[Data entries for graphics]
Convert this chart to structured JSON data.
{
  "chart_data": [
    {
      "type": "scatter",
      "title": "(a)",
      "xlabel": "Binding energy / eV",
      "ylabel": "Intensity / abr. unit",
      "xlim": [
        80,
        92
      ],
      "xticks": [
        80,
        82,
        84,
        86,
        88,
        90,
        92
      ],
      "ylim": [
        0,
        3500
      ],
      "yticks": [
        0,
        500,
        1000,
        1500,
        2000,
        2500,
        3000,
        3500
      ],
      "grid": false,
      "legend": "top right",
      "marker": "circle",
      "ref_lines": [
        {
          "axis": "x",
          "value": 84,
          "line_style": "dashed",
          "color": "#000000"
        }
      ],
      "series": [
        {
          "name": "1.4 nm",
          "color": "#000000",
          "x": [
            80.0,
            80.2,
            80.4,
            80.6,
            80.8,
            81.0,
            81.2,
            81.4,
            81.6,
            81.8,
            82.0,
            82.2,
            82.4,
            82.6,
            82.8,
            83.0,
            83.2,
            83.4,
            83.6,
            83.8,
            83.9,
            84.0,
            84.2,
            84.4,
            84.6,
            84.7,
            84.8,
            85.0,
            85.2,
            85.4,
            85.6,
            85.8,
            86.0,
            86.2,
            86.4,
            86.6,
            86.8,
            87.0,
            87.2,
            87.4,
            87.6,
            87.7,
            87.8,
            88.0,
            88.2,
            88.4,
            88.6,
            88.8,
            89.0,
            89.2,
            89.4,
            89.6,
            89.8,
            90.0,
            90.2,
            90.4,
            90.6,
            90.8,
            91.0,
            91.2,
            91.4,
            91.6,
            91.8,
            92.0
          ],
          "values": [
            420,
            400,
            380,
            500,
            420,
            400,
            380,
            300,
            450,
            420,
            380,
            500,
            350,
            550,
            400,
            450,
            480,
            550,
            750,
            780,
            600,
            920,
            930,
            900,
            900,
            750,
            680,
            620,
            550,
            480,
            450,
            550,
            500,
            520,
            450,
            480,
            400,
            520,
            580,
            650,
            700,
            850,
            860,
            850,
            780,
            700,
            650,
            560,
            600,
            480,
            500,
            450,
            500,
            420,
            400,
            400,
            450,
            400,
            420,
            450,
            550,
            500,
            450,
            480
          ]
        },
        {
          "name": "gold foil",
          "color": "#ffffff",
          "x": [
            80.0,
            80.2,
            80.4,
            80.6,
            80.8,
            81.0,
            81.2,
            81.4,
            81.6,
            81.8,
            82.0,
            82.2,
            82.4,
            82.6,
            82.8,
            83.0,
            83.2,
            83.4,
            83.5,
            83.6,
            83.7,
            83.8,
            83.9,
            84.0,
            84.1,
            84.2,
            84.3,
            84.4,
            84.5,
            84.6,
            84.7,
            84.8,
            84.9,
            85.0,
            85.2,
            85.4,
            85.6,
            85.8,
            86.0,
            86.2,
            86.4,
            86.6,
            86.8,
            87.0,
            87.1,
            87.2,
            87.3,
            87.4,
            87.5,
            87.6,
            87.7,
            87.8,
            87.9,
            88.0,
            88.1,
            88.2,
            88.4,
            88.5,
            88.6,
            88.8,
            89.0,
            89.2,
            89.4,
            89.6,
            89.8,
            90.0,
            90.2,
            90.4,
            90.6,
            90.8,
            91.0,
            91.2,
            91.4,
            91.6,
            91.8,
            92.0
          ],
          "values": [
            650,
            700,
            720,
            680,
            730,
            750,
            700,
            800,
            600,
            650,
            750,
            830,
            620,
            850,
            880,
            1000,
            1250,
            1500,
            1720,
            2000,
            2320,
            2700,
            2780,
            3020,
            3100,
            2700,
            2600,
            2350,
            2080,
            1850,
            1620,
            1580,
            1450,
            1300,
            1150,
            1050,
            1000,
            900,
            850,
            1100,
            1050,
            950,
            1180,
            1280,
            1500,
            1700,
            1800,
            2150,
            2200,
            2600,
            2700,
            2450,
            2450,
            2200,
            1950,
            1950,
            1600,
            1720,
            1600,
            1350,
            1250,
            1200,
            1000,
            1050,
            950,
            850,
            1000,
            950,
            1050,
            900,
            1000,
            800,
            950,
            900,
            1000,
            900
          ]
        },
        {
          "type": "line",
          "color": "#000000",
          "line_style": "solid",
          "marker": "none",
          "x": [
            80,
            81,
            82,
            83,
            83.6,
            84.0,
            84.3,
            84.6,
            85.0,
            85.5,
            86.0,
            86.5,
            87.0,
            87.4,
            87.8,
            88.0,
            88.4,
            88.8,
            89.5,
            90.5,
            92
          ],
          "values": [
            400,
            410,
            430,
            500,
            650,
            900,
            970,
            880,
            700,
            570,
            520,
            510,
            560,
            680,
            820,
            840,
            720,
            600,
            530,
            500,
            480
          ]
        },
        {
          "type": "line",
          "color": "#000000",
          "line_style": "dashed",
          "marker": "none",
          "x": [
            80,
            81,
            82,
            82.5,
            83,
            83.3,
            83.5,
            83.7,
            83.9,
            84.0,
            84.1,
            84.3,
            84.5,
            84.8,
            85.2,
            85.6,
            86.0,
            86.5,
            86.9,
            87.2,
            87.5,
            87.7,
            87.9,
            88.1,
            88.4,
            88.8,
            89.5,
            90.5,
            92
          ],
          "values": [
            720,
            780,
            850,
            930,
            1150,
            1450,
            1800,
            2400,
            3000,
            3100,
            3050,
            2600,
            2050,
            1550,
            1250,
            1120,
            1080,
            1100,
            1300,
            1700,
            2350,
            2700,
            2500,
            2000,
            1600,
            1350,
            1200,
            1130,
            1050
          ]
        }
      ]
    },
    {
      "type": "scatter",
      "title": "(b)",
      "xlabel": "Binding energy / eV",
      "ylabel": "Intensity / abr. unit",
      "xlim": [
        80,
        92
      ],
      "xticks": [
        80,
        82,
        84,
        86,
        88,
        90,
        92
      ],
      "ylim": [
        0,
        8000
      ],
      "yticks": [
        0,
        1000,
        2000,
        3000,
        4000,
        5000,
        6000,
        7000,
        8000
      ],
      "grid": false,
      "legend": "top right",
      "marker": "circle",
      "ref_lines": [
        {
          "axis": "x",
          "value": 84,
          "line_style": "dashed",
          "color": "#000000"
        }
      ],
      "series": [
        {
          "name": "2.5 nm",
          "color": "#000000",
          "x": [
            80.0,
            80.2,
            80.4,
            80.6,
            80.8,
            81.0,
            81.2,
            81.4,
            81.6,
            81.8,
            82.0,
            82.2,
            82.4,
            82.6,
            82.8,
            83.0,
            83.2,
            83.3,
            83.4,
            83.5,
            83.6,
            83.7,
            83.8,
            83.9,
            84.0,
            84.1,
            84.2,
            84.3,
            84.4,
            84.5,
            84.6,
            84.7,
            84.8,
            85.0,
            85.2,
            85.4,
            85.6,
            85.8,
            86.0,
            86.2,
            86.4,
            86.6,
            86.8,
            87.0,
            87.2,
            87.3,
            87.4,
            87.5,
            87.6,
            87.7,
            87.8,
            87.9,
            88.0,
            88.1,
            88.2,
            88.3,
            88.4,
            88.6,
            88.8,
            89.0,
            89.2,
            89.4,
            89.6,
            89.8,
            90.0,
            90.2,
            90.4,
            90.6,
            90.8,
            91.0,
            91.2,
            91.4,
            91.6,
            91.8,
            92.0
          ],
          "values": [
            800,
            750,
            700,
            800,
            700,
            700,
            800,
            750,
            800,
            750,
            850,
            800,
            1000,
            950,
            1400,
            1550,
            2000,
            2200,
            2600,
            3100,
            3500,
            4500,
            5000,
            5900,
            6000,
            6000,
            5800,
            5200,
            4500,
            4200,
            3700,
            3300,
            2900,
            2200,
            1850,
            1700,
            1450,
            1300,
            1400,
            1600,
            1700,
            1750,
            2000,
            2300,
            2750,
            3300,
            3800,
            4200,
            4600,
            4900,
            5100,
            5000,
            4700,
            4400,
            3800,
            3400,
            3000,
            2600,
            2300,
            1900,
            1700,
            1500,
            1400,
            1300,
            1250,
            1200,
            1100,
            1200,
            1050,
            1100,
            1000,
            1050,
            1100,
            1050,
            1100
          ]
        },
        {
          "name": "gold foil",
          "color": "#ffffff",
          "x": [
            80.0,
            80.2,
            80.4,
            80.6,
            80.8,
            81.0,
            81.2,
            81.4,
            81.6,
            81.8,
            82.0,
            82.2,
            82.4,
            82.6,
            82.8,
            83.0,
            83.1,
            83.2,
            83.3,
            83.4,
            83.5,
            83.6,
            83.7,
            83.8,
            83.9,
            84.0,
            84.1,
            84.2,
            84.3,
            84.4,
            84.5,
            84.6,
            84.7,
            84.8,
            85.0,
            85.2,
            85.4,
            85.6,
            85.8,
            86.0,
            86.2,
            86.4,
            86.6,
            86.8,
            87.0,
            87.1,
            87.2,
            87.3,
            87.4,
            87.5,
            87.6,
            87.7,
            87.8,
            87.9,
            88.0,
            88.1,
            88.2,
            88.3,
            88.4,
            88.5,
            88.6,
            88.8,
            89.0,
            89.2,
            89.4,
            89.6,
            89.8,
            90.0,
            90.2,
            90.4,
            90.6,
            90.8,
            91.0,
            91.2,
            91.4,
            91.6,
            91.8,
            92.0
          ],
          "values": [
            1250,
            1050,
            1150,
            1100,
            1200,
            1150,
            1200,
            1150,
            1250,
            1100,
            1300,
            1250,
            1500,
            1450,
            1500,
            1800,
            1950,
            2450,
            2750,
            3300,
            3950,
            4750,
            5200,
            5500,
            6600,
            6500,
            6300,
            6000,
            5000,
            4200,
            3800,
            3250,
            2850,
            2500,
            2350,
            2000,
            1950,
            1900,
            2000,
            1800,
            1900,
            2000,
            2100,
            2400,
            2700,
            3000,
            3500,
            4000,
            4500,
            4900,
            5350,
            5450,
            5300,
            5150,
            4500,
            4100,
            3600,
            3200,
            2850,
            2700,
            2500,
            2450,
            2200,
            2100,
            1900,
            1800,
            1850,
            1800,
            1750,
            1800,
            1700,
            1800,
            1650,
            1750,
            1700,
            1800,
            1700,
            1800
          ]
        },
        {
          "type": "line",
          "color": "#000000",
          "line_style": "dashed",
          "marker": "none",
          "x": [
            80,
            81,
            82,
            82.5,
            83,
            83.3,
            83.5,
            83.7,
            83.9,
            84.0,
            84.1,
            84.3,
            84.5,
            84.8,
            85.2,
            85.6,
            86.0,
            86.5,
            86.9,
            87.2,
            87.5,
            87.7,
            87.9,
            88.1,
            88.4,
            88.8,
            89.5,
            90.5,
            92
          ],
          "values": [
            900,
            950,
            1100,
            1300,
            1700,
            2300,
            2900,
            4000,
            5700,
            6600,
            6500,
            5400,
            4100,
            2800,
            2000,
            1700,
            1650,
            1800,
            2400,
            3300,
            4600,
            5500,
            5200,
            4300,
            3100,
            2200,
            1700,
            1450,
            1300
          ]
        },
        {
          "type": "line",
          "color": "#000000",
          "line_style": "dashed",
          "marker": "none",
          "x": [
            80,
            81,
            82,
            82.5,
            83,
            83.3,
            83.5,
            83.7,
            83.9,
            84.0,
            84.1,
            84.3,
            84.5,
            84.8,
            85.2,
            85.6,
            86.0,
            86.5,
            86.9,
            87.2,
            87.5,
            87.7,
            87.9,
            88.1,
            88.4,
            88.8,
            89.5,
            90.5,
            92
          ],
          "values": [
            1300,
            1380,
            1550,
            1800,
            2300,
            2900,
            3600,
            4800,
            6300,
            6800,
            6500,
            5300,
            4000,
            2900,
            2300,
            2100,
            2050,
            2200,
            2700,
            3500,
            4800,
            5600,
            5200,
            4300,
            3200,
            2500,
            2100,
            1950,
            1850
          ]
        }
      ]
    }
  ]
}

• **Work to do**: For the data above, state only how many lines include the word "name".

• **Expected output**: 4